> **Aim**
Below are some records; return each one exactly.

[Figure contents as structured data]
※

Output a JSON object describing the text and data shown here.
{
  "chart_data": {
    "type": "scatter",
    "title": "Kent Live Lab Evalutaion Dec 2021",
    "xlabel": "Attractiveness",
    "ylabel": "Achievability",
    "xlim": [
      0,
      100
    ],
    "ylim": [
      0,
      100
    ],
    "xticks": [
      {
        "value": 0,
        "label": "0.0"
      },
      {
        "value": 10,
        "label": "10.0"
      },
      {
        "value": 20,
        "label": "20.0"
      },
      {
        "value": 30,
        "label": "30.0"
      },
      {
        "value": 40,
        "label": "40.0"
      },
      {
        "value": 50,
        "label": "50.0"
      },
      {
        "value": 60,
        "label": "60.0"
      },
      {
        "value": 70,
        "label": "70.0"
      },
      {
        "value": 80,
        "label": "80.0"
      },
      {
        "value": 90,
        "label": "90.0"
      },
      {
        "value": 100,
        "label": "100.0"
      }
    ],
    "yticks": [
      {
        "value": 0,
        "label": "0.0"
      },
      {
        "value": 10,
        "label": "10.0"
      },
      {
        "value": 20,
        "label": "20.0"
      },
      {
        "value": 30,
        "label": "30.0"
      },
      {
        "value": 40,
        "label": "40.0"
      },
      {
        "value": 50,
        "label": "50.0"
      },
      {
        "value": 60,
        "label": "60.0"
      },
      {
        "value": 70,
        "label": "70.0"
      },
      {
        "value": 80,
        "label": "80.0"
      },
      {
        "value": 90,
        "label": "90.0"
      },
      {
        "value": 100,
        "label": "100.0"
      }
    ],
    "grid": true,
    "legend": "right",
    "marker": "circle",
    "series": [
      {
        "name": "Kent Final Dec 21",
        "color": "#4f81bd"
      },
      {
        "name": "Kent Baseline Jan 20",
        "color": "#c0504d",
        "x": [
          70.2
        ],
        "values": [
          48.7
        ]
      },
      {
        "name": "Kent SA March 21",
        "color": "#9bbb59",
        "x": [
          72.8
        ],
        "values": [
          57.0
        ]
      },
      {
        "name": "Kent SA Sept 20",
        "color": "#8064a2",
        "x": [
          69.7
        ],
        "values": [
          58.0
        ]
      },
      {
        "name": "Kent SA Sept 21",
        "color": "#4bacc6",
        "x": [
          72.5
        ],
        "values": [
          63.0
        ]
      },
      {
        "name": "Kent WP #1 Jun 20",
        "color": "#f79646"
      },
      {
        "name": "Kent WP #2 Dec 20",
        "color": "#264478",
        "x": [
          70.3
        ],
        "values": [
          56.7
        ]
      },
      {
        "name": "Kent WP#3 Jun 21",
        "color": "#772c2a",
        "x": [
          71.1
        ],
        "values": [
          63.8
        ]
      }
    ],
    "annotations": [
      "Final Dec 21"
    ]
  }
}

※

> **Task result**
Output a JSON object describing the text and data shown here.
{
  "chart_data": {
    "type": "scatter",
    "title": "Kent Live Lab Evalutaion Dec 2021",
    "xlabel": "Attractiveness",
    "ylabel": "Achievability",
    "xlim": [
      0,
      100
    ],
    "ylim": [
      0,
      100
    ],
    "xticks": [
      {
        "value": 0,
        "label": "0.0"
      },
      {
        "value": 10,
        "label": "10.0"
      },
      {
        "value": 20,
        "label": "20.0"
      },
      {
        "value": 30,
        "label": "30.0"
      },
      {
        "value": 40,
        "label": "40.0"
      },
      {
        "value": 50,
        "label": "50.0"
      },
      {
        "value": 60,
        "label": "60.0"
      },
      {
        "value": 70,
        "label": "70.0"
      },
      {
        "value": 80,
        "label": "80.0"
      },
      {
        "value": 90,
        "label": "90.0"
      },
      {
        "value": 100,
        "label": "100.0"
      }
    ],
    "yticks": [
      {
        "value": 0,
        "label": "0.0"
      },
      {
        "value": 10,
        "label": "10.0"
      },
      {
        "value": 20,
        "label": "20.0"
      },
      {
        "value": 30,
        "label": "30.0"
      },
      {
        "value": 40,
        "label": "40.0"
      },
      {
        "value": 50,
        "label": "50.0"
      },
      {
        "value": 60,
        "label": "60.0"
      },
      {
        "value": 70,
        "label": "70.0"
      },
      {
        "value": 80,
        "label": "80.0"
      },
      {
        "value": 90,
        "label": "90.0"
      },
      {
        "value": 100,
        "label": "100.0"
      }
    ],
    "grid": true,
    "legend": "right",
    "marker": "circle",
    "series": [
      {
        "name": "Kent Final Dec 21",
        "color": "#4f81bd"
      },
      {
        "name": "Kent Baseline Jan 20",
        "color": "#c0504d",
        "x": [
          70.2
        ],
        "values": [
          48.7
        ]
      },
      {
        "name": "Kent SA March 21",
        "color": "#9bbb59",
        "x": [
          72.8
        ],
        "values": [
          57.0
        ]
      },
      {
        "name": "Kent SA Sept 20",
        "color": "#8064a2",
        "x": [
          69.7
        ],
        "values": [
          58.0
        ]
      },
      {
        "name": "Kent SA Sept 21",
        "color": "#4bacc6",
        "x": [
          72.5
        ],
        "values": [
          63.0
        ]
      },
      {
        "name": "Kent WP #1 Jun 20",
        "color": "#f79646"
      },
      {
        "name": "Kent WP #2 Dec 20",
        "color": "#264478",
        "x": [
          70.3
        ],
        "values": [
          56.7
        ]
      },
      {
        "name": "Kent WP#3 Jun 21",
        "color": "#772c2a",
        "x": [
          71.1
        ],
        "values": [
          63.8
        ]
      }
    ],
    "annotations": [
      "Final Dec 21"
    ]
  }
}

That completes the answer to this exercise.